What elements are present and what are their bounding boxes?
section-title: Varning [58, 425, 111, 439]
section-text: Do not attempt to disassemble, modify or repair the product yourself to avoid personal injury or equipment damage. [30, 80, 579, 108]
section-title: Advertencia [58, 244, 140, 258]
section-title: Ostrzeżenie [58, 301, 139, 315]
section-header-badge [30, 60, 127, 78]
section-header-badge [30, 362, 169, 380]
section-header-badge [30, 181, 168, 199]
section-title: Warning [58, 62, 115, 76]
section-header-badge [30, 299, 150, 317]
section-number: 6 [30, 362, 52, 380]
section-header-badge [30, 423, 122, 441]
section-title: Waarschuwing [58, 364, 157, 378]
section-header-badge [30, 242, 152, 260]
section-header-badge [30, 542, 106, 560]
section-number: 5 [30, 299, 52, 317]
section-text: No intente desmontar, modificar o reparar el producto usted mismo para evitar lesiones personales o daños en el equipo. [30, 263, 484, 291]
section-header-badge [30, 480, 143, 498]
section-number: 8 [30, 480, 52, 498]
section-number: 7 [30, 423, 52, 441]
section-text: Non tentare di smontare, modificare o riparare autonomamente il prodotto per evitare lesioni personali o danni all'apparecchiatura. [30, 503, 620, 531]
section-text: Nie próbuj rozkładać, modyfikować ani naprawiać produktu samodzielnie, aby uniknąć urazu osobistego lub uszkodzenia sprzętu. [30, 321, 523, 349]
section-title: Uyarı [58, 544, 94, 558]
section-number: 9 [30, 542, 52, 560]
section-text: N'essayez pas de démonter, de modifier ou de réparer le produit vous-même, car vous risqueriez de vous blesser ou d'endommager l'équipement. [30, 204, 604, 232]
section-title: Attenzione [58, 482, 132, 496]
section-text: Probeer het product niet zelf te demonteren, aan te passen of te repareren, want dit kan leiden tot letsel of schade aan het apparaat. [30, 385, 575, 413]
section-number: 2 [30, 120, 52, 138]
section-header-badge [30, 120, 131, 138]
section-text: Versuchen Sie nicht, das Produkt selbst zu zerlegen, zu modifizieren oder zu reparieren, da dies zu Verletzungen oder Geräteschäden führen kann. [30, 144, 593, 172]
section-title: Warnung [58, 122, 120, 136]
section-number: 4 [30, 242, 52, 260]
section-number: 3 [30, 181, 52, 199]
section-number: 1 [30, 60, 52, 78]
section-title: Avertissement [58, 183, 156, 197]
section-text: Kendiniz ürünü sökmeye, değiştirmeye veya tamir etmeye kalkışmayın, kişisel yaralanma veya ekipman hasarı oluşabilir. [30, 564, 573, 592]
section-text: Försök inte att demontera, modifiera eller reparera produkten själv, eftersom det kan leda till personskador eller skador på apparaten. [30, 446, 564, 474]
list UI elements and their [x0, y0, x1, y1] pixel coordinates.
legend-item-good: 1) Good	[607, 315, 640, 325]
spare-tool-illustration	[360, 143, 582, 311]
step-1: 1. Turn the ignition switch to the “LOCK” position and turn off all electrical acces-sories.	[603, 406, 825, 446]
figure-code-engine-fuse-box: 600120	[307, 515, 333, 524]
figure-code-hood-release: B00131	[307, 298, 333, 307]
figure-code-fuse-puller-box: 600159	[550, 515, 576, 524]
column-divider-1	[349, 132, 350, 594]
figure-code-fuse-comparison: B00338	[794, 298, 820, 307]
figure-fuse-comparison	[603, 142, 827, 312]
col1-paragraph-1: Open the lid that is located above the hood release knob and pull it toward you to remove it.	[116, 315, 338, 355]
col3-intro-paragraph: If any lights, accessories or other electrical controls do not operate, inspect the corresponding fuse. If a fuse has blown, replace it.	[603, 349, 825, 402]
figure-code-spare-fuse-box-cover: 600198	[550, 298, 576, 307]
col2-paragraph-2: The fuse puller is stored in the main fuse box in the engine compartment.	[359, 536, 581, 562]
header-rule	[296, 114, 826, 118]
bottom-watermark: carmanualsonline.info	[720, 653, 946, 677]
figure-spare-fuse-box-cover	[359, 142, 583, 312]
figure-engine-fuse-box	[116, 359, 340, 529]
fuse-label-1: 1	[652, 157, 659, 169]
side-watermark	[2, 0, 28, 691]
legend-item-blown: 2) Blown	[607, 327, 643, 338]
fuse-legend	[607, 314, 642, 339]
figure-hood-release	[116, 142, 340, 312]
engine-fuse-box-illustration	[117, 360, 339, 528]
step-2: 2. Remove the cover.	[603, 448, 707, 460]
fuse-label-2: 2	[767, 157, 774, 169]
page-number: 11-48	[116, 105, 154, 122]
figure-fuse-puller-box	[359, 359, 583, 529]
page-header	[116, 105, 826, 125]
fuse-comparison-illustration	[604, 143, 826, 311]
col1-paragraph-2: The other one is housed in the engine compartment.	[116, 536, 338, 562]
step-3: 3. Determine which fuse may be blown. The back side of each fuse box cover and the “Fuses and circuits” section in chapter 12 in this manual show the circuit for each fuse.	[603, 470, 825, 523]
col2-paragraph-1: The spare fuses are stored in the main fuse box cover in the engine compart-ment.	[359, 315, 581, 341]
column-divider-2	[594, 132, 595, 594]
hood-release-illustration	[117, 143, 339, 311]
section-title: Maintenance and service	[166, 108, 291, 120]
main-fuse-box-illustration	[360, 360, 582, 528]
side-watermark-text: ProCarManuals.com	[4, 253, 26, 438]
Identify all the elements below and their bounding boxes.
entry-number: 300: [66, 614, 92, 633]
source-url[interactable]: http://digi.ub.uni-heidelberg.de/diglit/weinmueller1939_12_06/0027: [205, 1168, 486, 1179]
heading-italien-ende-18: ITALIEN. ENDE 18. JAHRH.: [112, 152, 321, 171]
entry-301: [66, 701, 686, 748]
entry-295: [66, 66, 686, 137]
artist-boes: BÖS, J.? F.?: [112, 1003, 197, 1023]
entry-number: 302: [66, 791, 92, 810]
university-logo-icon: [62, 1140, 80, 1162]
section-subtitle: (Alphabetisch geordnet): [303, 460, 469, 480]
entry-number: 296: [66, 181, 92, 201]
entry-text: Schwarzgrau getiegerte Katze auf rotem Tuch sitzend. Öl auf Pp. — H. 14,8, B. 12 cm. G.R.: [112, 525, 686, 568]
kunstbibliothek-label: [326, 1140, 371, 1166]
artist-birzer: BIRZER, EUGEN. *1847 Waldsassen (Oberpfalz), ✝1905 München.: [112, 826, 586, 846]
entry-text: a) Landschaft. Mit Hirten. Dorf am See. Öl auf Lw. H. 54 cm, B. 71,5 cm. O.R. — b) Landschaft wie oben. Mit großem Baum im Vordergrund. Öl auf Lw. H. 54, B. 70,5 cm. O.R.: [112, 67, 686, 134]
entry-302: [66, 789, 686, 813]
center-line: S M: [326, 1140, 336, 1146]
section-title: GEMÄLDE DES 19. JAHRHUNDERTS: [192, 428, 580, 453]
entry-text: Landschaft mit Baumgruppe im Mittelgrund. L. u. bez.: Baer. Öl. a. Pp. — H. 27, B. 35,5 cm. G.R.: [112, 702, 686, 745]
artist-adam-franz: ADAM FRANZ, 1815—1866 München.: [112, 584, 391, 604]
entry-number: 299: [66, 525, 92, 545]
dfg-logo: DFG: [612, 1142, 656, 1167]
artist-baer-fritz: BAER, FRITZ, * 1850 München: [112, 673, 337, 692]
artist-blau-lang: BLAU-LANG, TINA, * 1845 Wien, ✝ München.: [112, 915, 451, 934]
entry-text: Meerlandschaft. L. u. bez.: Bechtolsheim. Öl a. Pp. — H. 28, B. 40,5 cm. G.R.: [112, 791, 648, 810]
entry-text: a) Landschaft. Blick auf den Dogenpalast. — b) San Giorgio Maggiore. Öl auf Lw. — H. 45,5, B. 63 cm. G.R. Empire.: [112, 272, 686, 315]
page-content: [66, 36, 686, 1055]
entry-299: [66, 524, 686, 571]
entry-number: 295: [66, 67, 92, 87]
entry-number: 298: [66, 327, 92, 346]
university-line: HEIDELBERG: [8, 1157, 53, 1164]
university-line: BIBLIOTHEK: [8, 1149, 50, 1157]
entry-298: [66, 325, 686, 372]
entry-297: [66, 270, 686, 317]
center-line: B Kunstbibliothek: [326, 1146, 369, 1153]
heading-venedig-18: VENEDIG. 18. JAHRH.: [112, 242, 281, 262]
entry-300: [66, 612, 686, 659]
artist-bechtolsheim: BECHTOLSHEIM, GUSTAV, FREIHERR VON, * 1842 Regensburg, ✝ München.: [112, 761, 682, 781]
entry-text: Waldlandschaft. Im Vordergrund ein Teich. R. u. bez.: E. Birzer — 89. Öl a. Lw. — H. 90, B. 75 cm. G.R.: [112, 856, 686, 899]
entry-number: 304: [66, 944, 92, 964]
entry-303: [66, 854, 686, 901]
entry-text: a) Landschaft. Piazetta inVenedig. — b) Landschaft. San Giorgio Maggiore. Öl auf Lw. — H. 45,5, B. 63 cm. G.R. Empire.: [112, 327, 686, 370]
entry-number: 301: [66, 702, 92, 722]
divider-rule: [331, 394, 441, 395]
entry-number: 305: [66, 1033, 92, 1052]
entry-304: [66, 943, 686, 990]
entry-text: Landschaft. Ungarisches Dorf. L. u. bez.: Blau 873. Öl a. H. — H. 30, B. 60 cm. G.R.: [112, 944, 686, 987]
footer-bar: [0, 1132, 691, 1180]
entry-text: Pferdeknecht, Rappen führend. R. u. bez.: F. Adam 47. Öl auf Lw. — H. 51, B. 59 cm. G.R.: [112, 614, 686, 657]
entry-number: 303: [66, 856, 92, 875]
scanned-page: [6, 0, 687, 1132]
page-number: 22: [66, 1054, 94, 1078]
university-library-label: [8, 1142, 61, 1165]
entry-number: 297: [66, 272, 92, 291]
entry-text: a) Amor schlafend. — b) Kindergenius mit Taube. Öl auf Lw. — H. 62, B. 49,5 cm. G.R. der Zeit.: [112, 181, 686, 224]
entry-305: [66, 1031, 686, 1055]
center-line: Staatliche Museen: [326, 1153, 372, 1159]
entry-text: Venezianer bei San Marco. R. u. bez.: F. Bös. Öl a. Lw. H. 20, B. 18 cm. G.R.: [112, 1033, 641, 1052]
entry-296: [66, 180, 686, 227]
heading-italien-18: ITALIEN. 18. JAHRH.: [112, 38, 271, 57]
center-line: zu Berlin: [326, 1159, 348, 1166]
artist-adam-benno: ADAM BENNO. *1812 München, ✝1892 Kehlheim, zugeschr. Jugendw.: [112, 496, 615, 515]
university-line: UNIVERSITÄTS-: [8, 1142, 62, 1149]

(PROBLEM STATEMENT)
Convert the records, from their first line through the line containing "section-number: 4 [30, 242, 52, 260]" inclusive, into a Markdown table with the columns Row and Line. Give each line its row number and omit blank lines.

(ANSWER IN FULL)
| Row | Line |
|---|---|
| 1 | What elements are present and what are their bounding boxes? |
| 2 | section-title: Varning [58, 425, 111, 439] |
| 3 | section-text: Do not attempt to disassemble, modify or repair the product yourself to avoid personal injury or equipment damage. [30, 80, 579, 108] |
| 4 | section-title: Advertencia [58, 244, 140, 258] |
| 5 | section-title: Ostrzeżenie [58, 301, 139, 315] |
| 6 | section-header-badge [30, 60, 127, 78] |
| 7 | section-header-badge [30, 362, 169, 380] |
| 8 | section-header-badge [30, 181, 168, 199] |
| 9 | section-title: Warning [58, 62, 115, 76] |
| 10 | section-header-badge [30, 299, 150, 317] |
| 11 | section-number: 6 [30, 362, 52, 380] |
| 12 | section-header-badge [30, 423, 122, 441] |
| 13 | section-title: Waarschuwing [58, 364, 157, 378] |
| 14 | section-header-badge [30, 242, 152, 260] |
| 15 | section-header-badge [30, 542, 106, 560] |
| 16 | section-number: 5 [30, 299, 52, 317] |
| 17 | section-text: No intente desmontar, modificar o reparar el producto usted mismo para evitar lesiones personales o daños en el equipo. [30, 263, 484, 291] |
| 18 | section-header-badge [30, 480, 143, 498] |
| 19 | section-number: 8 [30, 480, 52, 498] |
| 20 | section-number: 7 [30, 423, 52, 441] |
| 21 | section-text: Non tentare di smontare, modificare o riparare autonomamente il prodotto per evitare lesioni personali o danni all'apparecchiatura. [30, 503, 620, 531] |
| 22 | section-text: Nie próbuj rozkładać, modyfikować ani naprawiać produktu samodzielnie, aby uniknąć urazu osobistego lub uszkodzenia sprzętu. [30, 321, 523, 349] |
| 23 | section-title: Uyarı [58, 544, 94, 558] |
| 24 | section-number: 9 [30, 542, 52, 560] |
| 25 | section-text: N'essayez pas de démonter, de modifier ou de réparer le produit vous-même, car vous risqueriez de vous blesser ou d'endommager l'équipement. [30, 204, 604, 232] |
| 26 | section-title: Attenzione [58, 482, 132, 496] |
| 27 | section-text: Probeer het product niet zelf te demonteren, aan te passen of te repareren, want dit kan leiden tot letsel of schade aan het apparaat. [30, 385, 575, 413] |
| 28 | section-number: 2 [30, 120, 52, 138] |
| 29 | section-header-badge [30, 120, 131, 138] |
| 30 | section-text: Versuchen Sie nicht, das Produkt selbst zu zerlegen, zu modifizieren oder zu reparieren, da dies zu Verletzungen oder Geräteschäden führen kann. [30, 144, 593, 172] |
| 31 | section-title: Warnung [58, 122, 120, 136] |
| 32 | section-number: 4 [30, 242, 52, 260] |